Goal -> Give back the records below exactly, every one, with no pictures.

::: Available records :::

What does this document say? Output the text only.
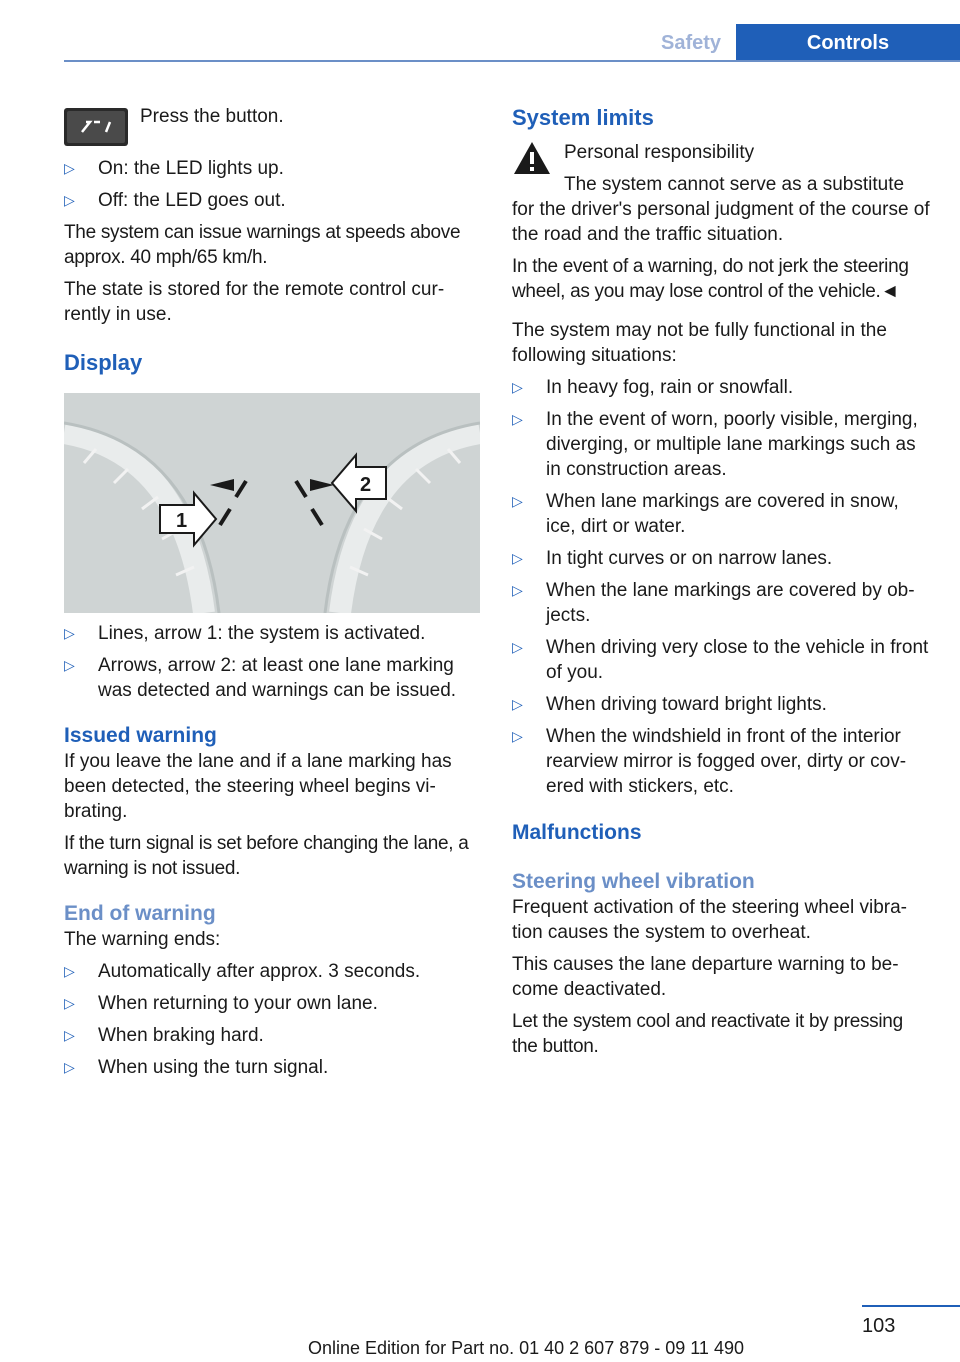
Safety	Controls
Press the button.
▷ On: the LED lights up.
▷ Off: the LED goes out.

The system can issue warnings at speeds above approx. 40 mph/65 km/h.

The state is stored for the remote control cur-rently in use.

Display
1
2
▷ Lines, arrow 1: the system is activated.
▷ Arrows, arrow 2: at least one lane marking was detected and warnings can be issued.
Issued warning

If you leave the lane and if a lane marking has been detected, the steering wheel begins vi-brating.

If the turn signal is set before changing the lane, a warning is not issued.

End of warning

The warning ends:

▷ Automatically after approx. 3 seconds.
▷ When returning to your own lane.
▷ When braking hard.
▷ When using the turn signal.
System limits
Personal responsibility

The system cannot serve as a substitute for the driver's personal judgment of the course of the road and the traffic situation.

In the event of a warning, do not jerk the steering wheel, as you may lose control of the vehicle.◄

The system may not be fully functional in the following situations:

▷ In heavy fog, rain or snowfall.
▷ In the event of worn, poorly visible, merging, diverging, or multiple lane markings such as in construction areas.
▷ When lane markings are covered in snow, ice, dirt or water.
▷ In tight curves or on narrow lanes.
▷ When the lane markings are covered by ob-jects.
▷ When driving very close to the vehicle in front of you.
▷ When driving toward bright lights.
▷ When the windshield in front of the interior rearview mirror is fogged over, dirty or cov-ered with stickers, etc.
Malfunctions
Steering wheel vibration

Frequent activation of the steering wheel vibra-tion causes the system to overheat.

This causes the lane departure warning to be-come deactivated.

Let the system cool and reactivate it by pressing the button.

103
Online Edition for Part no. 01 40 2 607 879 - 09 11 490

:::

Answer in full ->
What does this document say? Output the text only.
Safety	Controls
Press the button.
▷ On: the LED lights up.
▷ Off: the LED goes out.

The system can issue warnings at speeds above approx. 40 mph/65 km/h.

The state is stored for the remote control cur-rently in use.

Display
1
2
▷ Lines, arrow 1: the system is activated.
▷ Arrows, arrow 2: at least one lane marking was detected and warnings can be issued.
Issued warning

If you leave the lane and if a lane marking has been detected, the steering wheel begins vi-brating.

If the turn signal is set before changing the lane, a warning is not issued.

End of warning

The warning ends:

▷ Automatically after approx. 3 seconds.
▷ When returning to your own lane.
▷ When braking hard.
▷ When using the turn signal.
System limits
Personal responsibility

The system cannot serve as a substitute for the driver's personal judgment of the course of the road and the traffic situation.

In the event of a warning, do not jerk the steering wheel, as you may lose control of the vehicle.◄

The system may not be fully functional in the following situations:

▷ In heavy fog, rain or snowfall.
▷ In the event of worn, poorly visible, merging, diverging, or multiple lane markings such as in construction areas.
▷ When lane markings are covered in snow, ice, dirt or water.
▷ In tight curves or on narrow lanes.
▷ When the lane markings are covered by ob-jects.
▷ When driving very close to the vehicle in front of you.
▷ When driving toward bright lights.
▷ When the windshield in front of the interior rearview mirror is fogged over, dirty or cov-ered with stickers, etc.
Malfunctions
Steering wheel vibration

Frequent activation of the steering wheel vibra-tion causes the system to overheat.

This causes the lane departure warning to be-come deactivated.

Let the system cool and reactivate it by pressing the button.

103
Online Edition for Part no. 01 40 2 607 879 - 09 11 490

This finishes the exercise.